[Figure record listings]
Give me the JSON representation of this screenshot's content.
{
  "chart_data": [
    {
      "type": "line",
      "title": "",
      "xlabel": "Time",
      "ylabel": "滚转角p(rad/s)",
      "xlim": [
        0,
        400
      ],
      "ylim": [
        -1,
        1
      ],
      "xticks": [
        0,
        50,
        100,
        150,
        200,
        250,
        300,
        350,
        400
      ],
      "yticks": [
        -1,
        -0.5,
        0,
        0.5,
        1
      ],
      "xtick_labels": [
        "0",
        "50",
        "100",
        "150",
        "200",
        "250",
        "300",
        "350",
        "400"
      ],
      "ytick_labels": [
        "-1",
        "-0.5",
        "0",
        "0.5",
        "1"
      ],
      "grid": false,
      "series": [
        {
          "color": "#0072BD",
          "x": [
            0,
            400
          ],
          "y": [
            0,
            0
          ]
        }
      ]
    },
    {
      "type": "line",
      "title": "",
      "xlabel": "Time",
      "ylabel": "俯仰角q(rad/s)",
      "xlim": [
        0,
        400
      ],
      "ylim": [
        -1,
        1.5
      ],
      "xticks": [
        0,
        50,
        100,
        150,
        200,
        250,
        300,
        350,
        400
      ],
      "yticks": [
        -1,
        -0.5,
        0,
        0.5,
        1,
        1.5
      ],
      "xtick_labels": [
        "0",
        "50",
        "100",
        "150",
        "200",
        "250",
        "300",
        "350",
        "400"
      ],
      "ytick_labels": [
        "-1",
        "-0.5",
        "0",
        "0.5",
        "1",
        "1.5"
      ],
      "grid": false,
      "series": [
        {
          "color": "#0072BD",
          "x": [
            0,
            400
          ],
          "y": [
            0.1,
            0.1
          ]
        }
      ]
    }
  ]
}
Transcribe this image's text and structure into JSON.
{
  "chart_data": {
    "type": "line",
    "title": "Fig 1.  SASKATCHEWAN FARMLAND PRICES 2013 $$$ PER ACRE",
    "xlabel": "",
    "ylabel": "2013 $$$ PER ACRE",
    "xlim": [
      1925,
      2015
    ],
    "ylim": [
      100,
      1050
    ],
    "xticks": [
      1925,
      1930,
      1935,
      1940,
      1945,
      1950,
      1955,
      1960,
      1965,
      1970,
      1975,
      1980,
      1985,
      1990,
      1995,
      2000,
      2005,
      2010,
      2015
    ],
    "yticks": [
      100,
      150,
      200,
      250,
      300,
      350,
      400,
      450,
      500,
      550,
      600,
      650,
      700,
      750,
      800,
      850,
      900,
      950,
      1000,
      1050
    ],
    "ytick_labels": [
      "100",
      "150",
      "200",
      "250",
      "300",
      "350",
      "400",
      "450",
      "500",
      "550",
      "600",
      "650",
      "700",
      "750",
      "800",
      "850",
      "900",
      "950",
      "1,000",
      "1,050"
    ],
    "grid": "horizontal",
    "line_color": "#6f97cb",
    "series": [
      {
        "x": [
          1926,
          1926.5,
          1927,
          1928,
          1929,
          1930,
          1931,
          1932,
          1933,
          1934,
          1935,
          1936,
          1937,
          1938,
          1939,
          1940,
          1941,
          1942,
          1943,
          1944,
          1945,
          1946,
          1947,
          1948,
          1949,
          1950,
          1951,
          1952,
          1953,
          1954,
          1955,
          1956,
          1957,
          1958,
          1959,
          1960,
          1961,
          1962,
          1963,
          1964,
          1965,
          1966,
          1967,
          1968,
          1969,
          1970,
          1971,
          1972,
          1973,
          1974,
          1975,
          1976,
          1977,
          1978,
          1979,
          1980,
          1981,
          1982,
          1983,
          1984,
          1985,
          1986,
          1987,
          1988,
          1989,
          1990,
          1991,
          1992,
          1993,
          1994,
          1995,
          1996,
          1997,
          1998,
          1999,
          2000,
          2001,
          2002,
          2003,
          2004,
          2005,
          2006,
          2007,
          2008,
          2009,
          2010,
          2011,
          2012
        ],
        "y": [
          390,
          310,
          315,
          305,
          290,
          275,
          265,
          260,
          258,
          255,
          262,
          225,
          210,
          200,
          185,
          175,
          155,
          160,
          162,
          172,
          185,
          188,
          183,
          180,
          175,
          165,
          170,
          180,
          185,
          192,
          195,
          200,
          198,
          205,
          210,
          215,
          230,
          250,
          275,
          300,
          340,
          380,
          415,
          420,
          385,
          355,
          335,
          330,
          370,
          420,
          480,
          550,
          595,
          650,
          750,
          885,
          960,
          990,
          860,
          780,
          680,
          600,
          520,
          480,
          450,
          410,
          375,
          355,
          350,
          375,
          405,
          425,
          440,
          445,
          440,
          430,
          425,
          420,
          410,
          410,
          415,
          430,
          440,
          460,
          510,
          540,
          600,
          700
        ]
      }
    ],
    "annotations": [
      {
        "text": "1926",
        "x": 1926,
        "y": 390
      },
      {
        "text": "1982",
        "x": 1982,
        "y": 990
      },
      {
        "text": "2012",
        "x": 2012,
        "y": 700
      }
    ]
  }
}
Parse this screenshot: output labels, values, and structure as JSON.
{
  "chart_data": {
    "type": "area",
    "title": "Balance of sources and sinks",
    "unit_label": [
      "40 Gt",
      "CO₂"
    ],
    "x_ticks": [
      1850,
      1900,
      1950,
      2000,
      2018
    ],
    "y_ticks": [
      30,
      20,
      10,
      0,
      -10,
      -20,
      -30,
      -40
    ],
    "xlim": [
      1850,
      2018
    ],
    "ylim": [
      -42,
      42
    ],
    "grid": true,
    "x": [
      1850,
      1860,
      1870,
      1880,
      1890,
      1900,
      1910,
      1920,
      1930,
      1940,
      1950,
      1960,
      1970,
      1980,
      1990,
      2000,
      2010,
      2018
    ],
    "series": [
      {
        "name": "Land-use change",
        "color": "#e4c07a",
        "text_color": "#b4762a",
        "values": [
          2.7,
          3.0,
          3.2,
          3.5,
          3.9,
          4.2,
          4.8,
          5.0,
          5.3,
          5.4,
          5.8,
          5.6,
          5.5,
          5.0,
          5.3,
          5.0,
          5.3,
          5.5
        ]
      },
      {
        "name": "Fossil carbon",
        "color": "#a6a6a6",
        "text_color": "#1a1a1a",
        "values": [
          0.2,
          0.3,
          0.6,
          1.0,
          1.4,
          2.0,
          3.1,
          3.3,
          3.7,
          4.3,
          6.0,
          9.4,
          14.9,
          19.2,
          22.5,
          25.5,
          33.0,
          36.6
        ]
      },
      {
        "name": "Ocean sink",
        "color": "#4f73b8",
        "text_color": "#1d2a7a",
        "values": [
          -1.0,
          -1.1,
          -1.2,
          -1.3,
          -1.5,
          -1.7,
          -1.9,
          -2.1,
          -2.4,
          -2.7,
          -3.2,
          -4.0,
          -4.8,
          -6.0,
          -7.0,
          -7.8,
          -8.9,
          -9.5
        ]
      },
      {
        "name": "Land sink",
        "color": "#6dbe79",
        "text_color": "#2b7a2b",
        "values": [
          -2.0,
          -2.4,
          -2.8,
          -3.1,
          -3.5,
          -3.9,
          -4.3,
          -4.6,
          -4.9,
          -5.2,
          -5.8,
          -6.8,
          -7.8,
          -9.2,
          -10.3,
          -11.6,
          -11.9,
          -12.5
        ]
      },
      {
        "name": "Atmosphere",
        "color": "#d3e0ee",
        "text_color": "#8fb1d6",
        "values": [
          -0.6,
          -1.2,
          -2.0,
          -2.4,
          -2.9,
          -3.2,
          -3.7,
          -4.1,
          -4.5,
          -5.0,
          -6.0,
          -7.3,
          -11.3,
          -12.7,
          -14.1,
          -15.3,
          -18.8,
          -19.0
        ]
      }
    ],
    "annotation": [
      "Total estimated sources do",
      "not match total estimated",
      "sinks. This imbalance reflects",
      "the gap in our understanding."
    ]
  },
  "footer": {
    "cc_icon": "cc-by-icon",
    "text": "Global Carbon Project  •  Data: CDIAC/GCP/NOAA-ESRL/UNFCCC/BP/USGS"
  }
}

▶ **What you have to do**
In the entries above, identify every line with the string "ACRE".

▶ **Response below**
    "title": "Fig 1.  SASKATCHEWAN FARMLAND PRICES 2013 $$$ PER ACRE",
    "ylabel": "2013 $$$ PER ACRE",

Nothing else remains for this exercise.